DIRECTIONS FOR THIS TASK = Tally the lines holding the string "content" and reply with that number alone.

[Start MATERIAL FOR THIS TASK]

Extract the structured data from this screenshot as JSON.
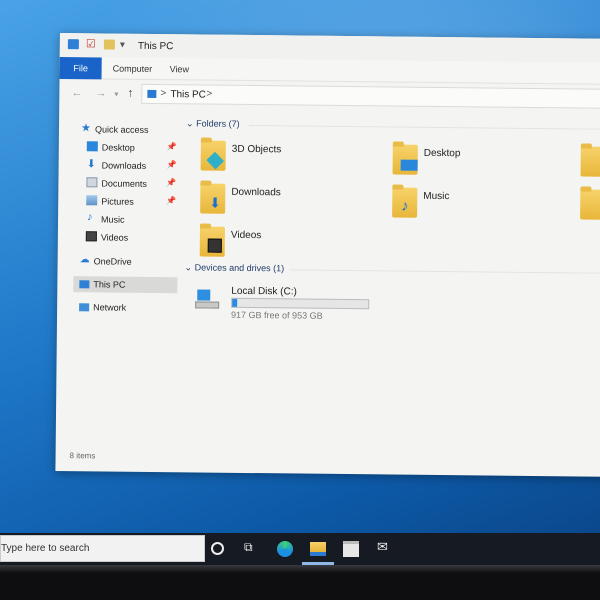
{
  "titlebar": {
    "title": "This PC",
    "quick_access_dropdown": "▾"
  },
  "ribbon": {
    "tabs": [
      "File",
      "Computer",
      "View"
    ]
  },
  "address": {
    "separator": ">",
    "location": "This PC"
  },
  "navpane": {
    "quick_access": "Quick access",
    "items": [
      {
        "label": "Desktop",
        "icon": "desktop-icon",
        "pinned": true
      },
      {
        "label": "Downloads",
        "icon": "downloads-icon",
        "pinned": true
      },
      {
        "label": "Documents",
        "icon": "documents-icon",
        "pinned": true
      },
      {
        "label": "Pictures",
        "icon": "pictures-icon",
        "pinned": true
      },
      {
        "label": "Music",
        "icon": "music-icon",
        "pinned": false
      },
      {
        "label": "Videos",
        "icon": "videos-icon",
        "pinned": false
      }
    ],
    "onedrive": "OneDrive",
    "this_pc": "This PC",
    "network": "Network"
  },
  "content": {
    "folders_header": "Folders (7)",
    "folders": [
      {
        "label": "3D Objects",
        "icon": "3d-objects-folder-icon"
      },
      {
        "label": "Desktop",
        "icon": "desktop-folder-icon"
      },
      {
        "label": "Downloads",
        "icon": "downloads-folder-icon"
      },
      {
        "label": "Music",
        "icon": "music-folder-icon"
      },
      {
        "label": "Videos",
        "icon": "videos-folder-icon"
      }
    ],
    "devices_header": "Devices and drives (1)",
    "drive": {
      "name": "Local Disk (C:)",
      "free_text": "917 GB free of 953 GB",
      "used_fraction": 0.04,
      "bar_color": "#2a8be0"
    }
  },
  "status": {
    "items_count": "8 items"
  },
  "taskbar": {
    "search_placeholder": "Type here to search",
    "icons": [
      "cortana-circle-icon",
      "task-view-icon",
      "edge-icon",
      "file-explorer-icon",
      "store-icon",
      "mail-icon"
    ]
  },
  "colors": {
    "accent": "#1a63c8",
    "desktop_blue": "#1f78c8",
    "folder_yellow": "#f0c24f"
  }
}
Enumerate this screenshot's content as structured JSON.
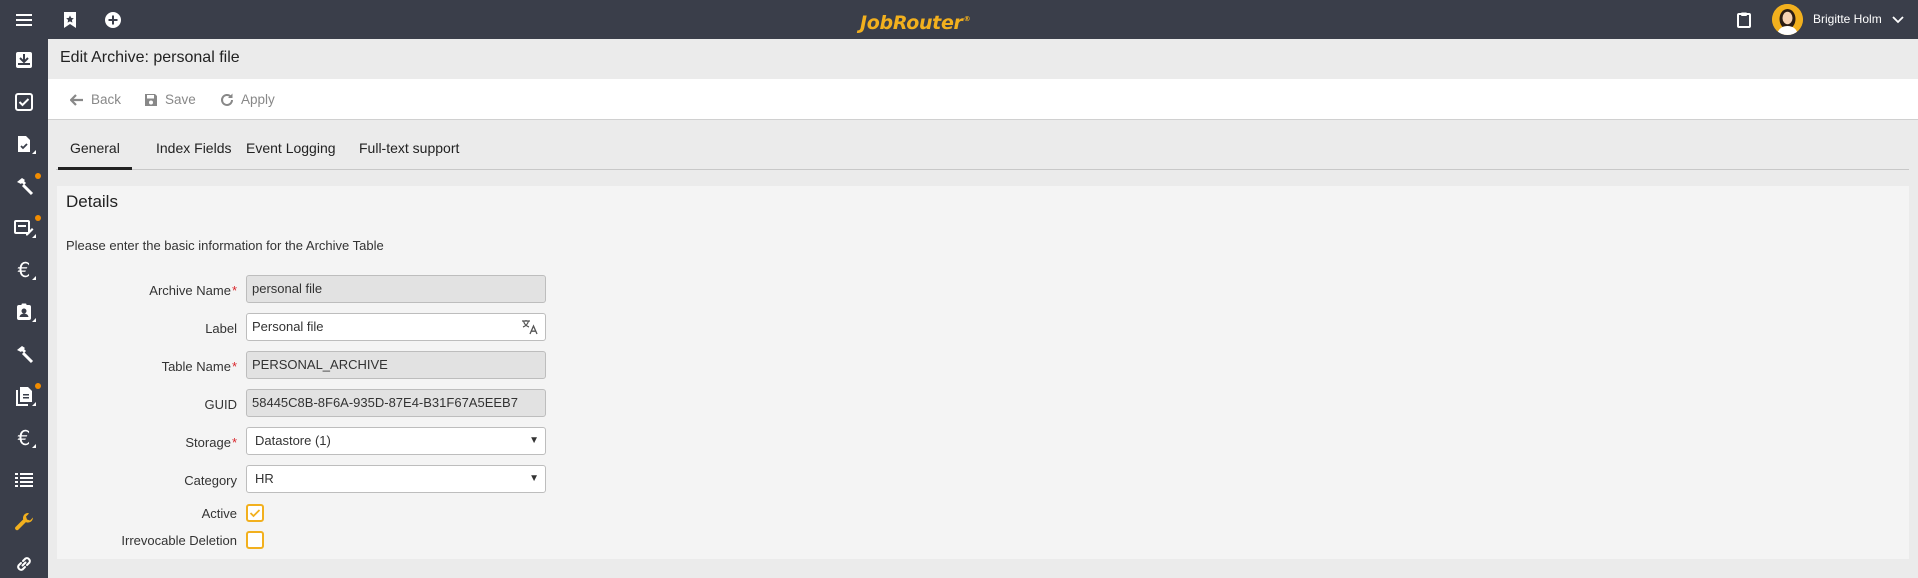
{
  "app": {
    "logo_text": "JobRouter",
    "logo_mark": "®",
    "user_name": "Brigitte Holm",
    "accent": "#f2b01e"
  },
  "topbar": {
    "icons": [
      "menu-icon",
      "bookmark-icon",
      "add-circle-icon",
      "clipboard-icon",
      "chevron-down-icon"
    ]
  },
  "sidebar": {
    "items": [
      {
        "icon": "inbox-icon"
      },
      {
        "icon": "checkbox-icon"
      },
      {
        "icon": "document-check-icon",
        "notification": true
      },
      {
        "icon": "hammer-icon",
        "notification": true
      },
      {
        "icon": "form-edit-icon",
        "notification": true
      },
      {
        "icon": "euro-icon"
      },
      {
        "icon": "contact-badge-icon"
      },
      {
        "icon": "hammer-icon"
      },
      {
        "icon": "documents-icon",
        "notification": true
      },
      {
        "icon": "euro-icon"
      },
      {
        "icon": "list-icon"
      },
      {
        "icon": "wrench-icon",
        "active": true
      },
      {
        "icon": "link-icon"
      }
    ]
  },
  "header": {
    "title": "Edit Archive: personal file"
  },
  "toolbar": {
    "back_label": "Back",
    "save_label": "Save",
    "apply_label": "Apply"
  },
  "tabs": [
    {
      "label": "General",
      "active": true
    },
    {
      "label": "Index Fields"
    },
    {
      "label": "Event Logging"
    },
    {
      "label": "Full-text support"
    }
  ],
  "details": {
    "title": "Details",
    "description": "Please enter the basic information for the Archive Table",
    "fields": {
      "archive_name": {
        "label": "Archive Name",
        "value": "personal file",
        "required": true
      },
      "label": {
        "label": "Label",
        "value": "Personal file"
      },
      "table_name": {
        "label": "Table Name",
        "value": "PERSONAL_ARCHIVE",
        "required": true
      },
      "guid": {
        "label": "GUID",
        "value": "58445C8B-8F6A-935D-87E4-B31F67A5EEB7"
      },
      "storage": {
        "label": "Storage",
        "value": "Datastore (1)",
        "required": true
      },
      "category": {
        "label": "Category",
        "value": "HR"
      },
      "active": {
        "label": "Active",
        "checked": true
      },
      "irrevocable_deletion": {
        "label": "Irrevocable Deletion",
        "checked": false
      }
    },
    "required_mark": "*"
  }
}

[End MATERIAL FOR THIS TASK]
[Start MATERIAL FOR THIS TASK]

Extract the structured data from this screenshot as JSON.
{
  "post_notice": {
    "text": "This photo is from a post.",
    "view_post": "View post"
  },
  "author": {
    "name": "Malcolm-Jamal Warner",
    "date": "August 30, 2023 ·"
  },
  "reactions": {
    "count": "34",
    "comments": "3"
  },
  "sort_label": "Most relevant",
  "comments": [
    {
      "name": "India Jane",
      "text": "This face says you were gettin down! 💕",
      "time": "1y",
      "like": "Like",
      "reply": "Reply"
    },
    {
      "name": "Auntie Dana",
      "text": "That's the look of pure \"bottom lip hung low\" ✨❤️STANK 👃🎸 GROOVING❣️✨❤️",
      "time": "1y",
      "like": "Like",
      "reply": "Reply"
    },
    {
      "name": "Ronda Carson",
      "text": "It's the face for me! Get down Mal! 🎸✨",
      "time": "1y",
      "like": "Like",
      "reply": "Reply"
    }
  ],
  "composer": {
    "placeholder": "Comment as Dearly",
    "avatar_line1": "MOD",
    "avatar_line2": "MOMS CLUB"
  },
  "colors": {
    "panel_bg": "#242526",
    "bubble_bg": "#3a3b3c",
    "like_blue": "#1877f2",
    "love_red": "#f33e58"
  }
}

[End MATERIAL FOR THIS TASK]
[Start MATERIAL FOR THIS TASK]

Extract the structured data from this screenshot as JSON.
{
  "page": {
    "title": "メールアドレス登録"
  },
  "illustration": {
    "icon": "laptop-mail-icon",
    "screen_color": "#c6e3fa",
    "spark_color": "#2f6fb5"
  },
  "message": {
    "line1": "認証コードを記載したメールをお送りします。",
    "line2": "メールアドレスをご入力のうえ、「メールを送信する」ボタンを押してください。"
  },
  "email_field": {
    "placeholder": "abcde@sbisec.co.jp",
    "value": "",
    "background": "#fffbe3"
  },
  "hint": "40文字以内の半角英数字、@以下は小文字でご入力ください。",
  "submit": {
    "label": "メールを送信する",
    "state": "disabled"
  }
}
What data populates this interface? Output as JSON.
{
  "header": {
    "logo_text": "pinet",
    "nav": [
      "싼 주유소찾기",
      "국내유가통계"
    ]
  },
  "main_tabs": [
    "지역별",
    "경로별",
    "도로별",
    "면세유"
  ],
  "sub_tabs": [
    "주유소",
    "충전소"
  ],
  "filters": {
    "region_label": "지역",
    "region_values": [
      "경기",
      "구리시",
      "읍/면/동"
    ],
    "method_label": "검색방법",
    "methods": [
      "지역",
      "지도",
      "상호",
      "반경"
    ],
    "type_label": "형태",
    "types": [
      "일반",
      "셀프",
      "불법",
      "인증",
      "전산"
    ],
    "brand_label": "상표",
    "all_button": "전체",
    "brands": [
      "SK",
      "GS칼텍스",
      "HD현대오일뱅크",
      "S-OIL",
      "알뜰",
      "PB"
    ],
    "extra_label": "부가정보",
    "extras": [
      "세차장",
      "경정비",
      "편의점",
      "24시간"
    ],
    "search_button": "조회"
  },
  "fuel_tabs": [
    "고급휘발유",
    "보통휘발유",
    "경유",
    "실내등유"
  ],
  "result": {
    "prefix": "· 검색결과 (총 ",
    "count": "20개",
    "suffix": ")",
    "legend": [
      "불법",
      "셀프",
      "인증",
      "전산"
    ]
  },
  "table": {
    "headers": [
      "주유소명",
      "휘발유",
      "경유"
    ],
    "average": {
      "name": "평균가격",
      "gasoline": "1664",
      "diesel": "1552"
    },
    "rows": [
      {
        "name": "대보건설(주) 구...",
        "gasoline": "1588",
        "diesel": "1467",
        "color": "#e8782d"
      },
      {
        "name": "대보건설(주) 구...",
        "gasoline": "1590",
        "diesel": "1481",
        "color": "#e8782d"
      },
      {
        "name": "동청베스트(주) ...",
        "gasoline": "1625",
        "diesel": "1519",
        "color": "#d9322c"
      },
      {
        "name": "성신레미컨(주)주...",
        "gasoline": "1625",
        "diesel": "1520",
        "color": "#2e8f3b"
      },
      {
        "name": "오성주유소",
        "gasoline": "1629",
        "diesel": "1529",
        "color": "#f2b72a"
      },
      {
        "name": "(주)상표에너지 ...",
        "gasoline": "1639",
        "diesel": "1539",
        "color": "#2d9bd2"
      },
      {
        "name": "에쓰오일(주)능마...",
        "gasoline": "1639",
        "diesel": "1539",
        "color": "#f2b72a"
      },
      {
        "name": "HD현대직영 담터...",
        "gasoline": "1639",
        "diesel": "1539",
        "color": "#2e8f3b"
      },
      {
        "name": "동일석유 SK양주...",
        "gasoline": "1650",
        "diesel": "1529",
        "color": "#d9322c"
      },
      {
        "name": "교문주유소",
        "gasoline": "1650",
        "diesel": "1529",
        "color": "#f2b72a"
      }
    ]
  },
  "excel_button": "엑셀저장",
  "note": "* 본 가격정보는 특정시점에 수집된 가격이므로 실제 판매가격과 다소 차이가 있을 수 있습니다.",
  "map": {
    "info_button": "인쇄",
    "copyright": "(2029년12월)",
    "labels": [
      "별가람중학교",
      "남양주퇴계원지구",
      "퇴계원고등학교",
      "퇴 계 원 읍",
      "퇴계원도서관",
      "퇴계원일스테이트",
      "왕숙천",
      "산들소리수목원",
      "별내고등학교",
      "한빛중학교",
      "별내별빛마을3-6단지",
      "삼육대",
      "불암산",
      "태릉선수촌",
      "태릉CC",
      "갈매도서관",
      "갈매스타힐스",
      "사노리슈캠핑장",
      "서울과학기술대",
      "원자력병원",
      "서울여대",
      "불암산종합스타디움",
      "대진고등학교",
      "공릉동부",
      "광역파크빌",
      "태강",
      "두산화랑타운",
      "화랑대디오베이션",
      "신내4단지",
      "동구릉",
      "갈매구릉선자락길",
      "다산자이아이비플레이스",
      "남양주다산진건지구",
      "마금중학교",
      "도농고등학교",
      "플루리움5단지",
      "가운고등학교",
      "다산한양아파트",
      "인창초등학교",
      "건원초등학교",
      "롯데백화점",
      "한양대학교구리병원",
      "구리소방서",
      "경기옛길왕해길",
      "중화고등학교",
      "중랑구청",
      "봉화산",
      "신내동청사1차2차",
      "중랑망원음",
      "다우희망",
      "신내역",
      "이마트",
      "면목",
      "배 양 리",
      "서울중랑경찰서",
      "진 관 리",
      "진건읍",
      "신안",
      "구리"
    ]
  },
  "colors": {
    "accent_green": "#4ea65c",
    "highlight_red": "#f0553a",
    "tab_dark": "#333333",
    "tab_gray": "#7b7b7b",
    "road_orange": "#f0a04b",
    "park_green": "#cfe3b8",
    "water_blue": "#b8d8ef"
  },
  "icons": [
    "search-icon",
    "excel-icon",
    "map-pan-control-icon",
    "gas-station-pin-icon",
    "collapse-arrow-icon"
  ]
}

[End MATERIAL FOR THIS TASK]

EXERCISE RESULT = 2